- What the task requires
Find every line with the string "สเปคปล" in it, count them, and reply with that count only.

- Dataset rows
BEGIN
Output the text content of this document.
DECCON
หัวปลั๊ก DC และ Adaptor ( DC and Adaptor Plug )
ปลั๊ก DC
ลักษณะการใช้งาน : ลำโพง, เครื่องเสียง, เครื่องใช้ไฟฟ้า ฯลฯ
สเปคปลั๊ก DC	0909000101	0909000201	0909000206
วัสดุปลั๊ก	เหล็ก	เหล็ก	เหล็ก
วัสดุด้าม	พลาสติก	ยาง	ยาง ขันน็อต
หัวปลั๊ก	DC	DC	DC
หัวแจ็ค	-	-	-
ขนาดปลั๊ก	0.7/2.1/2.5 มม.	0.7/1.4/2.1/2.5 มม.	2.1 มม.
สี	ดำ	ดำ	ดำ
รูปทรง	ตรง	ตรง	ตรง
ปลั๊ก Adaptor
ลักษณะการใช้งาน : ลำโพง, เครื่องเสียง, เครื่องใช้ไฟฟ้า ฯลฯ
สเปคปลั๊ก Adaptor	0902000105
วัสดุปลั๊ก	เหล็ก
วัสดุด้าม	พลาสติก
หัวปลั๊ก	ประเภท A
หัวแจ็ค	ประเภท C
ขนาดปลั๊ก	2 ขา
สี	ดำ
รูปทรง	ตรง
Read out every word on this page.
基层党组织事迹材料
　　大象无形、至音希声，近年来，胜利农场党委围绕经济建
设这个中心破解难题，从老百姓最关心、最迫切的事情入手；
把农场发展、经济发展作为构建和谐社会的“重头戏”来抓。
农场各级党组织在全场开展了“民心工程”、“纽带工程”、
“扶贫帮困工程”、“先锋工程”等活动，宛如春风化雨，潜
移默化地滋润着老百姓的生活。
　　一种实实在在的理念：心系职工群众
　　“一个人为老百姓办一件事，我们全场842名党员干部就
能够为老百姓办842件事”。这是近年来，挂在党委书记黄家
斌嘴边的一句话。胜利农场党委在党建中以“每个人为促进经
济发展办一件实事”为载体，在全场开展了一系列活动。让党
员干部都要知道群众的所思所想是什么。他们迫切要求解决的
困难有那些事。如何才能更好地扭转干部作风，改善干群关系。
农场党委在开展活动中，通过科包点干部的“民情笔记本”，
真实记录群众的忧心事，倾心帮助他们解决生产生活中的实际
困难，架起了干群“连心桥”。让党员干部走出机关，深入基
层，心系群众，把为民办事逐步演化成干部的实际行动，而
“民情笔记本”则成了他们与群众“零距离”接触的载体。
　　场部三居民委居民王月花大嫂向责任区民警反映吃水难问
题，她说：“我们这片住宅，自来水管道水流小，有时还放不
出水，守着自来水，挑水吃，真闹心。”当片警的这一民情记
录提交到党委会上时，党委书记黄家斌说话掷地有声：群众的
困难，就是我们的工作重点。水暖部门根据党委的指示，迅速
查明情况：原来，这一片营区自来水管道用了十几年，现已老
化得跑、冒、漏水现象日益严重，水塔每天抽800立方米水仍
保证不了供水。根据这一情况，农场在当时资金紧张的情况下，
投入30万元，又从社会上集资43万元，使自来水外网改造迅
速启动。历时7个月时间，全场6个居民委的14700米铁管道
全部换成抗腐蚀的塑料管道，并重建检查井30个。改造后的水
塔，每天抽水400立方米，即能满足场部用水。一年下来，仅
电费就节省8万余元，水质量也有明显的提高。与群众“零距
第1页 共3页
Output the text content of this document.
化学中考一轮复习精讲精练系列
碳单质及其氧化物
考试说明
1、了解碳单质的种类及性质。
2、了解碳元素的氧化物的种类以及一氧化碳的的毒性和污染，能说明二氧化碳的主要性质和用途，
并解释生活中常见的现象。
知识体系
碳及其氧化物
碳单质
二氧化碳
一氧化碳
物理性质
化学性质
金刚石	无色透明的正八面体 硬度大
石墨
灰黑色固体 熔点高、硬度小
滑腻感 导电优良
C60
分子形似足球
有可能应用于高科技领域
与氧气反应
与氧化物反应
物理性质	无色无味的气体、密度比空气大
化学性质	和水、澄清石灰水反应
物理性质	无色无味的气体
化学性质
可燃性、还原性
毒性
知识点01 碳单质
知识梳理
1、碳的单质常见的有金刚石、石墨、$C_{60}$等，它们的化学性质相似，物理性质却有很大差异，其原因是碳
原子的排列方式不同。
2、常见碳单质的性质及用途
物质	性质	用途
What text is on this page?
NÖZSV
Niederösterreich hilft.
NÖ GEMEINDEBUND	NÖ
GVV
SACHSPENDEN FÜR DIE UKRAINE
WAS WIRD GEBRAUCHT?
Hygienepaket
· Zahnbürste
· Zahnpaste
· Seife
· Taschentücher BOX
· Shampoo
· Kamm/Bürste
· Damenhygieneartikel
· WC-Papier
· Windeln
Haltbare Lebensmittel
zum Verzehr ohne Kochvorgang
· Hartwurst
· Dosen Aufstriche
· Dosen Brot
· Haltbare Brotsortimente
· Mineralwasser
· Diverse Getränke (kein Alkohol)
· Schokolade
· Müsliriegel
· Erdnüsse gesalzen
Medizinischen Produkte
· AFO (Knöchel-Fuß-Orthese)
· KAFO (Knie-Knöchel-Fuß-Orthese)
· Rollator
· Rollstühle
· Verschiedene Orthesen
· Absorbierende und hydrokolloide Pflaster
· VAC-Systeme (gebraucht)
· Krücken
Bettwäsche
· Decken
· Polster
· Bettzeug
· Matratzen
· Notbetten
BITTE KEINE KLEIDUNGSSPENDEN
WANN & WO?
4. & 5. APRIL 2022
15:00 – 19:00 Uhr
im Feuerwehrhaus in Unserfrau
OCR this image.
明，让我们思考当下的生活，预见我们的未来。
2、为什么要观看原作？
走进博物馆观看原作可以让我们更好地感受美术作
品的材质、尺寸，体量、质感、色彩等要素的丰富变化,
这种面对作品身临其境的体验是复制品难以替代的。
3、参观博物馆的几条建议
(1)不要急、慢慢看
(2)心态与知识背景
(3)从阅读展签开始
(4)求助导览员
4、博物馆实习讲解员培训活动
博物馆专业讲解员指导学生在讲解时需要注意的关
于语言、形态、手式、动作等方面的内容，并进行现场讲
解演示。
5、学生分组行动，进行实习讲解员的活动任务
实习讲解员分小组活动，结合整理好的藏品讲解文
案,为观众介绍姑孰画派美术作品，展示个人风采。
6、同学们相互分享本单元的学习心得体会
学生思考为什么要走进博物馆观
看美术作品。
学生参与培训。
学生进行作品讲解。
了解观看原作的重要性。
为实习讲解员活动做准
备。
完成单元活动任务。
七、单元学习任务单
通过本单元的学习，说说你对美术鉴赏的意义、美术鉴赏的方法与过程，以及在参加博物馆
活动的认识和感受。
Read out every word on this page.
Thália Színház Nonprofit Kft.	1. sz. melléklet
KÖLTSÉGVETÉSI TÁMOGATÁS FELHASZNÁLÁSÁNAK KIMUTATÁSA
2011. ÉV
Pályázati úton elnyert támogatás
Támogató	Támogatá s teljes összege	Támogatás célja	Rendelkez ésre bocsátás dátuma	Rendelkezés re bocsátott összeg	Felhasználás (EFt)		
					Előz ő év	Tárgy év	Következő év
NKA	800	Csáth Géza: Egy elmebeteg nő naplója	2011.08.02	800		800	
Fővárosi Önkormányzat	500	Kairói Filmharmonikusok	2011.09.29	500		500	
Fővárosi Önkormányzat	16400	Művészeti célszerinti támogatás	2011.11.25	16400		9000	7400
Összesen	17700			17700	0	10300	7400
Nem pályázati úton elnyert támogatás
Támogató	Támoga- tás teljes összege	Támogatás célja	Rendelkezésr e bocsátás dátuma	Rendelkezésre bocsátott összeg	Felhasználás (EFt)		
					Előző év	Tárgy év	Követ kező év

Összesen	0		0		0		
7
END
- Answer below
2